## EXERCISE DIRECTIONS
Repeat the material exactly, every line of it.

## MATERIAL FOR THIS EXERCISE
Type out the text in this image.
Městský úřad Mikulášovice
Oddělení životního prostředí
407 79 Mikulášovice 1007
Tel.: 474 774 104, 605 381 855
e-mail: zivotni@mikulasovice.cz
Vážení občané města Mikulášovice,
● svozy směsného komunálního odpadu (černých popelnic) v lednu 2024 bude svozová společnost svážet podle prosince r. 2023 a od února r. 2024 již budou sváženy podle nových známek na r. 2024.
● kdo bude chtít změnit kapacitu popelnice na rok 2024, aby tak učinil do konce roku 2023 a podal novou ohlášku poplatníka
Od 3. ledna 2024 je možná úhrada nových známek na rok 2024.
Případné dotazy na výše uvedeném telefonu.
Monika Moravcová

## ANSWER TO THE TASK
Type out the text in this image.
Městský úřad Mikulášovice
Oddělení životního prostředí
407 79 Mikulášovice 1007
Tel.: 474 774 104, 605 381 855
e-mail: zivotni@mikulasovice.cz
Vážení občané města Mikulášovice,
● svozy směsného komunálního odpadu (černých popelnic) v lednu 2024 bude svozová společnost svážet podle prosince r. 2023 a od února r. 2024 již budou sváženy podle nových známek na r. 2024.
● kdo bude chtít změnit kapacitu popelnice na rok 2024, aby tak učinil do konce roku 2023 a podal novou ohlášku poplatníka
Od 3. ledna 2024 je možná úhrada nových známek na rok 2024.
Případné dotazy na výše uvedeném telefonu.
Monika Moravcová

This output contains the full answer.